Identify the lines containing the word "Primary". Copy each one.

━━━━

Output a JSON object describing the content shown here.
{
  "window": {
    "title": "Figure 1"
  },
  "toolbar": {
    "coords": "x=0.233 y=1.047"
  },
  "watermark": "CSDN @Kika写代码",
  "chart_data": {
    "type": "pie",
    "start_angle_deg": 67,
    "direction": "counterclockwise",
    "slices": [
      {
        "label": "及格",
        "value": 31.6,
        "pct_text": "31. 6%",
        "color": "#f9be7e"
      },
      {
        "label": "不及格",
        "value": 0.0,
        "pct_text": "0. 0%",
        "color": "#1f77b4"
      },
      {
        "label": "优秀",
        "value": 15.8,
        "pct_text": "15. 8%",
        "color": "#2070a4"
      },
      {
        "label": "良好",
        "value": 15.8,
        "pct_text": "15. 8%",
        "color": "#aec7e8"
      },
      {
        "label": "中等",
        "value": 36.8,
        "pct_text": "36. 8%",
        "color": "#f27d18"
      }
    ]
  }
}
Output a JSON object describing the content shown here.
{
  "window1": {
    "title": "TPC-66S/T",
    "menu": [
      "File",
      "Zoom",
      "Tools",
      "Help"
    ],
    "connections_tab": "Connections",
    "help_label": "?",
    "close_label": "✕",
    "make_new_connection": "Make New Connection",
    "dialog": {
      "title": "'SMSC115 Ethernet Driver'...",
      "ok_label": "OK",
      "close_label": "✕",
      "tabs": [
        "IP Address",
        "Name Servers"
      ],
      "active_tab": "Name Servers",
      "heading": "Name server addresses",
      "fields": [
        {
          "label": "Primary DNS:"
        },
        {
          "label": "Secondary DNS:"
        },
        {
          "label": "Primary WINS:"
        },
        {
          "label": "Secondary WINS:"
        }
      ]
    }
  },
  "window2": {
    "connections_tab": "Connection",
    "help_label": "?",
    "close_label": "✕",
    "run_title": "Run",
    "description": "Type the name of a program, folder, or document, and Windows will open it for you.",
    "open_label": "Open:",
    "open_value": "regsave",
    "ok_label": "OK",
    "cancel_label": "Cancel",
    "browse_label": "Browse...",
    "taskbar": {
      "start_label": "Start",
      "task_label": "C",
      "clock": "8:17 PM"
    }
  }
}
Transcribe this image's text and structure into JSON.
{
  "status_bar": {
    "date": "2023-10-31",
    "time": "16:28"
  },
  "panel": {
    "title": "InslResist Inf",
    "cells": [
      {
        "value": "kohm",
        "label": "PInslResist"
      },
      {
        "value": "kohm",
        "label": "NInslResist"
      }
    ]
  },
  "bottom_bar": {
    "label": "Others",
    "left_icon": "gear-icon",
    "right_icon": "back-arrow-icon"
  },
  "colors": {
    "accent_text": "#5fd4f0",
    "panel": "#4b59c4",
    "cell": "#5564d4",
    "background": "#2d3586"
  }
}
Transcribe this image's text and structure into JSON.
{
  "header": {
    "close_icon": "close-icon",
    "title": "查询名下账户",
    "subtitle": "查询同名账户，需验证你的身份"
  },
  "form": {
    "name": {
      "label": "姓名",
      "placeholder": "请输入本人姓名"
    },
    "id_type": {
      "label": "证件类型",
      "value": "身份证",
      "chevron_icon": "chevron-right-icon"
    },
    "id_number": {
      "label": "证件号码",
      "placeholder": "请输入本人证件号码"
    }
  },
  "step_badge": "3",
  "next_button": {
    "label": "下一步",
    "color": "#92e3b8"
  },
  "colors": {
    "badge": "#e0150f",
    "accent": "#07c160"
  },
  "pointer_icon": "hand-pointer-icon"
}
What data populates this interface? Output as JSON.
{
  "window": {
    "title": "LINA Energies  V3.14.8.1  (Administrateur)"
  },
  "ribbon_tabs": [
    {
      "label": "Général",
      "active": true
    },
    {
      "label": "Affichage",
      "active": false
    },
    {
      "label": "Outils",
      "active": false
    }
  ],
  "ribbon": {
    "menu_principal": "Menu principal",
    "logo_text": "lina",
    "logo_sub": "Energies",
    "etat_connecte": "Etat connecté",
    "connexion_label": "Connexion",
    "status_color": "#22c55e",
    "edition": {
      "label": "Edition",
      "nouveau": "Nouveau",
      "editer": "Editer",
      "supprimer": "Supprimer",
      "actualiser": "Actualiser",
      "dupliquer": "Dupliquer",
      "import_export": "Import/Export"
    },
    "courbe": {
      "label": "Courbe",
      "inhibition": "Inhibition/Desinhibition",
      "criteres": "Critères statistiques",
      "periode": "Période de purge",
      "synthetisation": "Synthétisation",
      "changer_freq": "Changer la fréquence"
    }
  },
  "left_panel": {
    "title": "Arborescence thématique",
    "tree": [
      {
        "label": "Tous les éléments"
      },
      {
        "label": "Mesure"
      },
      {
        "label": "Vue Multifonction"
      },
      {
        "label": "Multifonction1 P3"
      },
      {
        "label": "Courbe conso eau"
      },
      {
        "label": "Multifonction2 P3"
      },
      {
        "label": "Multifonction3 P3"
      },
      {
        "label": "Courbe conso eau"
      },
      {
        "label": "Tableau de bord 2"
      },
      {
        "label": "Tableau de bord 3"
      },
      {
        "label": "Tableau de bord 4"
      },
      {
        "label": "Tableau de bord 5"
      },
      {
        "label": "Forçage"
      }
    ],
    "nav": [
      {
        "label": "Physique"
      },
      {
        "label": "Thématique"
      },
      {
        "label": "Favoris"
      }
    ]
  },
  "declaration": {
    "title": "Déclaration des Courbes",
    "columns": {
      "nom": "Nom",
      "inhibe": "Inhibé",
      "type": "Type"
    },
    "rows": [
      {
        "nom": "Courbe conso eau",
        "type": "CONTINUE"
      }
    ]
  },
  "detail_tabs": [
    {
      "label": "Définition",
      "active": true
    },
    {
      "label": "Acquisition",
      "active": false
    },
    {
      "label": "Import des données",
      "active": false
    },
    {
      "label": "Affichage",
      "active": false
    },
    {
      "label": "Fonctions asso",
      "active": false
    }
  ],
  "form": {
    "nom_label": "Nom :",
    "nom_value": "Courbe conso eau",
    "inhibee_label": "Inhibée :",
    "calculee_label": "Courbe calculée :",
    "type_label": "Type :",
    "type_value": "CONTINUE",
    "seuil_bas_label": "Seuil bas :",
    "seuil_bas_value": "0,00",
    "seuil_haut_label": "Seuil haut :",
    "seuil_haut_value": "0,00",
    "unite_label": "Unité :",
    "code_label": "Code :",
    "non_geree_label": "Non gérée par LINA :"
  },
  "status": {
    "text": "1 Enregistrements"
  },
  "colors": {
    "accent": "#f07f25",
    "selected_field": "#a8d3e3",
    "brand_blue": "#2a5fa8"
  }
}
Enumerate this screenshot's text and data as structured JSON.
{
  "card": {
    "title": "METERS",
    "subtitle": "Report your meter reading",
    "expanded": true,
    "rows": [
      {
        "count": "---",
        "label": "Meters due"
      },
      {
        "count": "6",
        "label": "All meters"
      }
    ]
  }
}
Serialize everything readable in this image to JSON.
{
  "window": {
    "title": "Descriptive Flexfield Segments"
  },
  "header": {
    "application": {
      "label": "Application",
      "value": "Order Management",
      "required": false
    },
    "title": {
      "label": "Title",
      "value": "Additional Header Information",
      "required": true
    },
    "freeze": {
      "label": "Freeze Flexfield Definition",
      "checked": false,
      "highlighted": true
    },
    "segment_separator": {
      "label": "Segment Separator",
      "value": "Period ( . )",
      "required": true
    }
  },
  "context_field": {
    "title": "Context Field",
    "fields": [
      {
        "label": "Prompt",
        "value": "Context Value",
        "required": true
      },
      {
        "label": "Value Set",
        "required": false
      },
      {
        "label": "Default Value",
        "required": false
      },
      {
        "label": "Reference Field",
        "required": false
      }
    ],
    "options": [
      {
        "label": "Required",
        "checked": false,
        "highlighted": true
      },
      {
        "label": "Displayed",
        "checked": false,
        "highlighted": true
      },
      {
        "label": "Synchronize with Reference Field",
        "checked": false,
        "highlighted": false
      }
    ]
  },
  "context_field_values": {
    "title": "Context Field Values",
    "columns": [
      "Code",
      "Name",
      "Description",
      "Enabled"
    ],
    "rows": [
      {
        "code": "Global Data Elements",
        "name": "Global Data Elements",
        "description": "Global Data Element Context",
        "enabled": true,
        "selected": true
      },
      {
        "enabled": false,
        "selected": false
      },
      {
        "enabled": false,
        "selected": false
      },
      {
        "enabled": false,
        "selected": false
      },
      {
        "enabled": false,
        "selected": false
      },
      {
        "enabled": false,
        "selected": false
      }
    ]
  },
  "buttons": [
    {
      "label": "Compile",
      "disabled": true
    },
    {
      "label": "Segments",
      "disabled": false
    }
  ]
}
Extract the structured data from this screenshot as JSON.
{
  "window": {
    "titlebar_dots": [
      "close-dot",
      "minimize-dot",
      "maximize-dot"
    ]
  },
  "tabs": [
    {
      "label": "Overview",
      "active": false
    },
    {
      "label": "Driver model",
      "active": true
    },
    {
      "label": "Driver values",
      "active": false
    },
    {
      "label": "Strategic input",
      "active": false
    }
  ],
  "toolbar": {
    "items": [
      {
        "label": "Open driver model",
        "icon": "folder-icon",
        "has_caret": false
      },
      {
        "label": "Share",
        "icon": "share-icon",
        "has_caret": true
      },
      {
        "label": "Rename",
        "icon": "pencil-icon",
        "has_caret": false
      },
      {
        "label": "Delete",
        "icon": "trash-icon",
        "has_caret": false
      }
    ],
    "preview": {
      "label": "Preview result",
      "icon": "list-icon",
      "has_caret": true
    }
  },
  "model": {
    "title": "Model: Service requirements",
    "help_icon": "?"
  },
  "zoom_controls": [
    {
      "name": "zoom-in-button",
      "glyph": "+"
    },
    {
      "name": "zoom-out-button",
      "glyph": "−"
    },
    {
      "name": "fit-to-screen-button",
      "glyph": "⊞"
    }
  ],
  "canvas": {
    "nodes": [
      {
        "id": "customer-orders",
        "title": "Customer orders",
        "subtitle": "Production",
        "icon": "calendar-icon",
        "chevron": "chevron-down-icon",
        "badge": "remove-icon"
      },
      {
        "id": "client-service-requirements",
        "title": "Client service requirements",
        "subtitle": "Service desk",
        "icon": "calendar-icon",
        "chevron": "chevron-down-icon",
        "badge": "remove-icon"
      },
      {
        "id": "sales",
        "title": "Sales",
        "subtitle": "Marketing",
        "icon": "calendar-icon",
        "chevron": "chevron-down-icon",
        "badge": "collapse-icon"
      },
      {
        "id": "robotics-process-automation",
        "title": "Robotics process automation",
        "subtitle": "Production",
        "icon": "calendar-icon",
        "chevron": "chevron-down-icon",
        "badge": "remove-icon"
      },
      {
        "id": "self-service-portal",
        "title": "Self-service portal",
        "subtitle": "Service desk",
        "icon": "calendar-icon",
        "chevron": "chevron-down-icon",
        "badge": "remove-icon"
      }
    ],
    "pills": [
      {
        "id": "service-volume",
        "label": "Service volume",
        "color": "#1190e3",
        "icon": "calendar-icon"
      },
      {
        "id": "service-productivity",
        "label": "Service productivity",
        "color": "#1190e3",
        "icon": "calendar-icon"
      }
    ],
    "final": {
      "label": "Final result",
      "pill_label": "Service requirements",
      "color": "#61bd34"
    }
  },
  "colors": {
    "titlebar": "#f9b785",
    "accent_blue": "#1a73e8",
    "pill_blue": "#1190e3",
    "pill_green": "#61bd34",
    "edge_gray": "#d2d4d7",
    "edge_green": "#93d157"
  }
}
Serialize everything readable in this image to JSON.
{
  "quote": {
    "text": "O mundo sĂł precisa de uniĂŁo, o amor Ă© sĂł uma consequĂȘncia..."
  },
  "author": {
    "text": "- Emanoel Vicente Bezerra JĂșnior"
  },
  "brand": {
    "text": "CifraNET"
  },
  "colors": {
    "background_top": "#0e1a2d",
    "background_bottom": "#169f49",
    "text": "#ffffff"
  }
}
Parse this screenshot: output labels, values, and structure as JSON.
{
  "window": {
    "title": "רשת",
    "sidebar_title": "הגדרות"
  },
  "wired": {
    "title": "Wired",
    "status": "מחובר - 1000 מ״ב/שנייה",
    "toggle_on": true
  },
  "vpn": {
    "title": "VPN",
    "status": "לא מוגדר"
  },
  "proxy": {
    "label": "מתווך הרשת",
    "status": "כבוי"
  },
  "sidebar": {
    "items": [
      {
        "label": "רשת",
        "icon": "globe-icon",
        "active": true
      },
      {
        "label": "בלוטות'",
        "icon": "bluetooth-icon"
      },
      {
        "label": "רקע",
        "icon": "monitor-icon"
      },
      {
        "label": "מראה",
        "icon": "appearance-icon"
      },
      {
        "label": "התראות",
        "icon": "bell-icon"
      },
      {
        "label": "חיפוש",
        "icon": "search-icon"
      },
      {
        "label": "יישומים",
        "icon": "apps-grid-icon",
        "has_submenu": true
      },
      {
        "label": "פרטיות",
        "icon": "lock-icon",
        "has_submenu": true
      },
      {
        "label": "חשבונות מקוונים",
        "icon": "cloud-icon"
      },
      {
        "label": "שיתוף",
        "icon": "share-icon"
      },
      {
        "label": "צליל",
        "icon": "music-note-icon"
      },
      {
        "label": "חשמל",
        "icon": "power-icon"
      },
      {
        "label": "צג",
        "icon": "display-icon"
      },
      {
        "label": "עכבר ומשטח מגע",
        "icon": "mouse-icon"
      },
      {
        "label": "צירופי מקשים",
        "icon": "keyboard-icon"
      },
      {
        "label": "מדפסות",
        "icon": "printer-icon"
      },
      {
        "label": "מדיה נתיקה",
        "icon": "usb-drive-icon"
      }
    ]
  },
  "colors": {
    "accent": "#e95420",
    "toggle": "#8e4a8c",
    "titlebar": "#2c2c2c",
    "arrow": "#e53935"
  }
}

━━━━

**Complete answer**
          "label": "Primary DNS:"
          "label": "Primary WINS:"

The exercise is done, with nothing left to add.